(Objective)
Below is a listing; reproduce each line of it exactly.

═════ Provided information

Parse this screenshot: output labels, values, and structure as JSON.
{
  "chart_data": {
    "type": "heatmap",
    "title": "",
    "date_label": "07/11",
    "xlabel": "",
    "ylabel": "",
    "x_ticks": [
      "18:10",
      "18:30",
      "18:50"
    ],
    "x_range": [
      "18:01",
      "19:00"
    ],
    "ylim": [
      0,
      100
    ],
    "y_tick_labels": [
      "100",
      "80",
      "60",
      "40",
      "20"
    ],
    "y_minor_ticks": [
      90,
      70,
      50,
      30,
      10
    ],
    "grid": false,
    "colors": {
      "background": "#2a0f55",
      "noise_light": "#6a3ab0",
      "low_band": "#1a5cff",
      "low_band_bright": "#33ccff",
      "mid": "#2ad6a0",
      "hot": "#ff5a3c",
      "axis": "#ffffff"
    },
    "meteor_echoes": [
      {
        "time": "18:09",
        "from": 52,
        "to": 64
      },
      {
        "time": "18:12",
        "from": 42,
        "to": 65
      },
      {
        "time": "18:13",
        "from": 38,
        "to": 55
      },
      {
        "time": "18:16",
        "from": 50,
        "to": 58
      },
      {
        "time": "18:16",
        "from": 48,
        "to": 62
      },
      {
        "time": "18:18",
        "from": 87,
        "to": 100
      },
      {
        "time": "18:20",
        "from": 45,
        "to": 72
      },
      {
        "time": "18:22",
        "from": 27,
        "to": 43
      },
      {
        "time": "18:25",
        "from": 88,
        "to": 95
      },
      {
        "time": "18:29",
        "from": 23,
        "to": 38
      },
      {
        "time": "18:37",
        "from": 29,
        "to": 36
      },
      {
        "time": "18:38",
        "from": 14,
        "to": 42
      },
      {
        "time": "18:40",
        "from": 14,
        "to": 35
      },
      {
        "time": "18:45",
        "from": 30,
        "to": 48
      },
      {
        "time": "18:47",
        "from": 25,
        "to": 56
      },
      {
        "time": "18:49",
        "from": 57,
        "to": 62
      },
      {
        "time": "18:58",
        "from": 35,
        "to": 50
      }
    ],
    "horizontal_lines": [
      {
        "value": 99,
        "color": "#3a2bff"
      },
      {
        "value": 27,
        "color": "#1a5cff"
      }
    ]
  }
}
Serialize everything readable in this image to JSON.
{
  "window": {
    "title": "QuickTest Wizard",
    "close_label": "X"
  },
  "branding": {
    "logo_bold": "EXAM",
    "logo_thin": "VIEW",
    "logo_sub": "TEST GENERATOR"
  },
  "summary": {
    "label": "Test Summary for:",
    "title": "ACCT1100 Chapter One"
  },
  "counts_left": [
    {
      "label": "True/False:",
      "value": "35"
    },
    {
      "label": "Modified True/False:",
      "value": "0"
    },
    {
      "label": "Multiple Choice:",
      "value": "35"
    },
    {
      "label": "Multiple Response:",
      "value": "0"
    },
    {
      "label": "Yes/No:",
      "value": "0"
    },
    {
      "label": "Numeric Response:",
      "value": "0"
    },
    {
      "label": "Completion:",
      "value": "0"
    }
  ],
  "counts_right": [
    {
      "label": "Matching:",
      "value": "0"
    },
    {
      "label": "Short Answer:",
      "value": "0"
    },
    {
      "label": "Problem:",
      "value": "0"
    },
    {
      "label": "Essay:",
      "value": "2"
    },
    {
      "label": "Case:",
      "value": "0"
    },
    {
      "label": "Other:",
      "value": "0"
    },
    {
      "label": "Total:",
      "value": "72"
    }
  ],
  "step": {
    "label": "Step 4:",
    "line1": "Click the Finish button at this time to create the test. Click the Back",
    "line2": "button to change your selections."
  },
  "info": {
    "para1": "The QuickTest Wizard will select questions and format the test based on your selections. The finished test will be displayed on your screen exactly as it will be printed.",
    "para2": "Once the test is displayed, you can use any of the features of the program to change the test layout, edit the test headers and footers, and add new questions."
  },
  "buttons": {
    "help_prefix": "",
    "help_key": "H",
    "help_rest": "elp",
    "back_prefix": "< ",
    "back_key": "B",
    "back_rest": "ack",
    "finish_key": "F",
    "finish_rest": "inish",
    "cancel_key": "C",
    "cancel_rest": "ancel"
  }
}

══════════

(Result of this exercise)
Parse this screenshot: output labels, values, and structure as JSON.
{
  "chart_data": {
    "type": "heatmap",
    "title": "",
    "date_label": "07/11",
    "xlabel": "",
    "ylabel": "",
    "x_ticks": [
      "18:10",
      "18:30",
      "18:50"
    ],
    "x_range": [
      "18:01",
      "19:00"
    ],
    "ylim": [
      0,
      100
    ],
    "y_tick_labels": [
      "100",
      "80",
      "60",
      "40",
      "20"
    ],
    "y_minor_ticks": [
      90,
      70,
      50,
      30,
      10
    ],
    "grid": false,
    "colors": {
      "background": "#2a0f55",
      "noise_light": "#6a3ab0",
      "low_band": "#1a5cff",
      "low_band_bright": "#33ccff",
      "mid": "#2ad6a0",
      "hot": "#ff5a3c",
      "axis": "#ffffff"
    },
    "meteor_echoes": [
      {
        "time": "18:09",
        "from": 52,
        "to": 64
      },
      {
        "time": "18:12",
        "from": 42,
        "to": 65
      },
      {
        "time": "18:13",
        "from": 38,
        "to": 55
      },
      {
        "time": "18:16",
        "from": 50,
        "to": 58
      },
      {
        "time": "18:16",
        "from": 48,
        "to": 62
      },
      {
        "time": "18:18",
        "from": 87,
        "to": 100
      },
      {
        "time": "18:20",
        "from": 45,
        "to": 72
      },
      {
        "time": "18:22",
        "from": 27,
        "to": 43
      },
      {
        "time": "18:25",
        "from": 88,
        "to": 95
      },
      {
        "time": "18:29",
        "from": 23,
        "to": 38
      },
      {
        "time": "18:37",
        "from": 29,
        "to": 36
      },
      {
        "time": "18:38",
        "from": 14,
        "to": 42
      },
      {
        "time": "18:40",
        "from": 14,
        "to": 35
      },
      {
        "time": "18:45",
        "from": 30,
        "to": 48
      },
      {
        "time": "18:47",
        "from": 25,
        "to": 56
      },
      {
        "time": "18:49",
        "from": 57,
        "to": 62
      },
      {
        "time": "18:58",
        "from": 35,
        "to": 50
      }
    ],
    "horizontal_lines": [
      {
        "value": 99,
        "color": "#3a2bff"
      },
      {
        "value": 27,
        "color": "#1a5cff"
      }
    ]
  }
}
Serialize everything readable in this image to JSON.
{
  "window": {
    "title": "QuickTest Wizard",
    "close_label": "X"
  },
  "branding": {
    "logo_bold": "EXAM",
    "logo_thin": "VIEW",
    "logo_sub": "TEST GENERATOR"
  },
  "summary": {
    "label": "Test Summary for:",
    "title": "ACCT1100 Chapter One"
  },
  "counts_left": [
    {
      "label": "True/False:",
      "value": "35"
    },
    {
      "label": "Modified True/False:",
      "value": "0"
    },
    {
      "label": "Multiple Choice:",
      "value": "35"
    },
    {
      "label": "Multiple Response:",
      "value": "0"
    },
    {
      "label": "Yes/No:",
      "value": "0"
    },
    {
      "label": "Numeric Response:",
      "value": "0"
    },
    {
      "label": "Completion:",
      "value": "0"
    }
  ],
  "counts_right": [
    {
      "label": "Matching:",
      "value": "0"
    },
    {
      "label": "Short Answer:",
      "value": "0"
    },
    {
      "label": "Problem:",
      "value": "0"
    },
    {
      "label": "Essay:",
      "value": "2"
    },
    {
      "label": "Case:",
      "value": "0"
    },
    {
      "label": "Other:",
      "value": "0"
    },
    {
      "label": "Total:",
      "value": "72"
    }
  ],
  "step": {
    "label": "Step 4:",
    "line1": "Click the Finish button at this time to create the test. Click the Back",
    "line2": "button to change your selections."
  },
  "info": {
    "para1": "The QuickTest Wizard will select questions and format the test based on your selections. The finished test will be displayed on your screen exactly as it will be printed.",
    "para2": "Once the test is displayed, you can use any of the features of the program to change the test layout, edit the test headers and footers, and add new questions."
  },
  "buttons": {
    "help_prefix": "",
    "help_key": "H",
    "help_rest": "elp",
    "back_prefix": "< ",
    "back_key": "B",
    "back_rest": "ack",
    "finish_key": "F",
    "finish_rest": "inish",
    "cancel_key": "C",
    "cancel_rest": "ancel"
  }
}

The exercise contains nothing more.